• _TASK REQUIREMENTS_
Show every line containing "attention" by copying it.

:: AVAILABLE DATA

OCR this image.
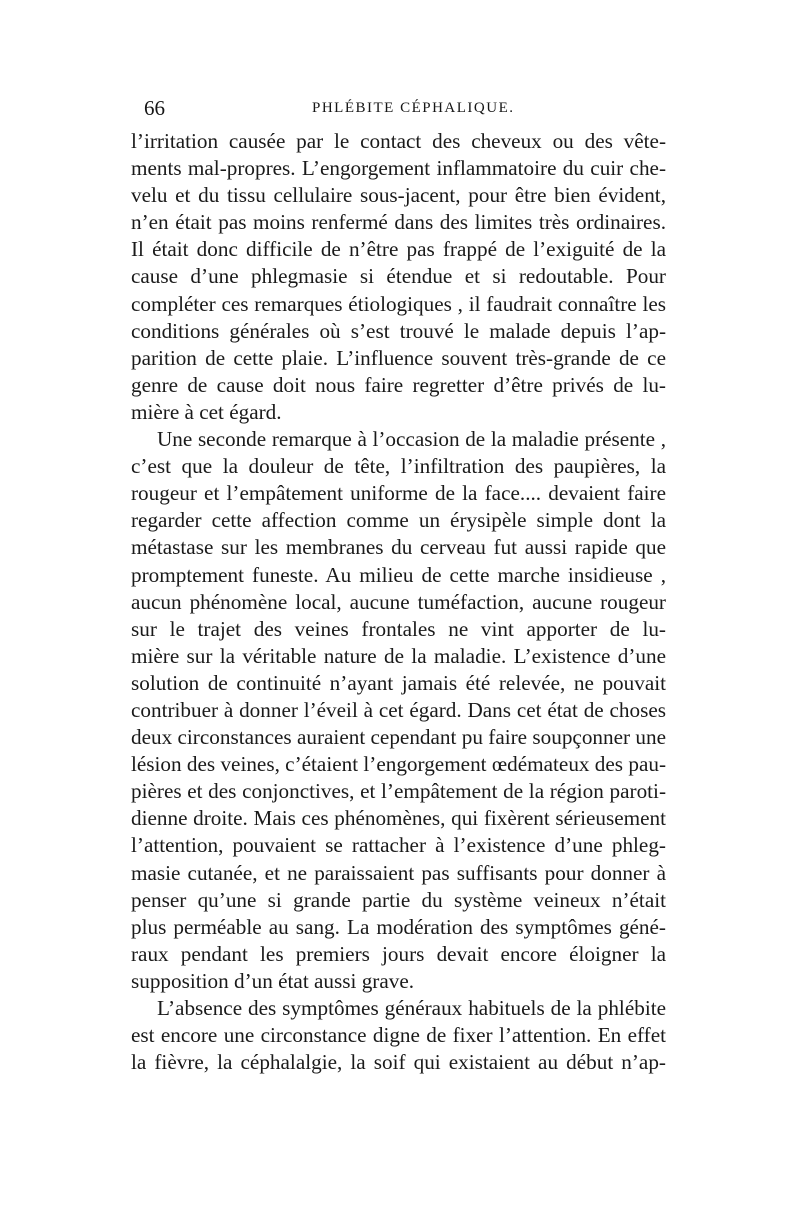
66	PHLÉBITE CÉPHALIQUE.
l’irritation causée par le contact des cheveux ou des vête-
ments mal-propres. L’engorgement inflammatoire du cuir che-
velu et du tissu cellulaire sous-jacent, pour être bien évident,
n’en était pas moins renfermé dans des limites très ordinaires.
Il était donc difficile de n’être pas frappé de l’exiguité de la
cause d’une phlegmasie si étendue et si redoutable. Pour
compléter ces remarques étiologiques , il faudrait connaître les
conditions générales où s’est trouvé le malade depuis l’ap-
parition de cette plaie. L’influence souvent très-grande de ce
genre de cause doit nous faire regretter d’être privés de lu-
mière à cet égard.
Une seconde remarque à l’occasion de la maladie présente ,
c’est que la douleur de tête, l’infiltration des paupières, la
rougeur et l’empâtement uniforme de la face.... devaient faire
regarder cette affection comme un érysipèle simple dont la
métastase sur les membranes du cerveau fut aussi rapide que
promptement funeste. Au milieu de cette marche insidieuse ,
aucun phénomène local, aucune tuméfaction, aucune rougeur
sur le trajet des veines frontales ne vint apporter de lu-
mière sur la véritable nature de la maladie. L’existence d’une
solution de continuité n’ayant jamais été relevée, ne pouvait
contribuer à donner l’éveil à cet égard. Dans cet état de choses
deux circonstances auraient cependant pu faire soupçonner une
lésion des veines, c’étaient l’engorgement œdémateux des pau-
pières et des conjonctives, et l’empâtement de la région paroti-
dienne droite. Mais ces phénomènes, qui fixèrent sérieusement
l’attention, pouvaient se rattacher à l’existence d’une phleg-
masie cutanée, et ne paraissaient pas suffisants pour donner à
penser qu’une si grande partie du système veineux n’était
plus perméable au sang. La modération des symptômes géné-
raux pendant les premiers jours devait encore éloigner la
supposition d’un état aussi grave.
L’absence des symptômes généraux habituels de la phlébite
est encore une circonstance digne de fixer l’attention. En effet
la fièvre, la céphalalgie, la soif qui existaient au début n’ap-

::::

• _WORKED ANSWER_
l’attention, pouvaient se rattacher à l’existence d’une phleg-
est encore une circonstance digne de fixer l’attention. En effet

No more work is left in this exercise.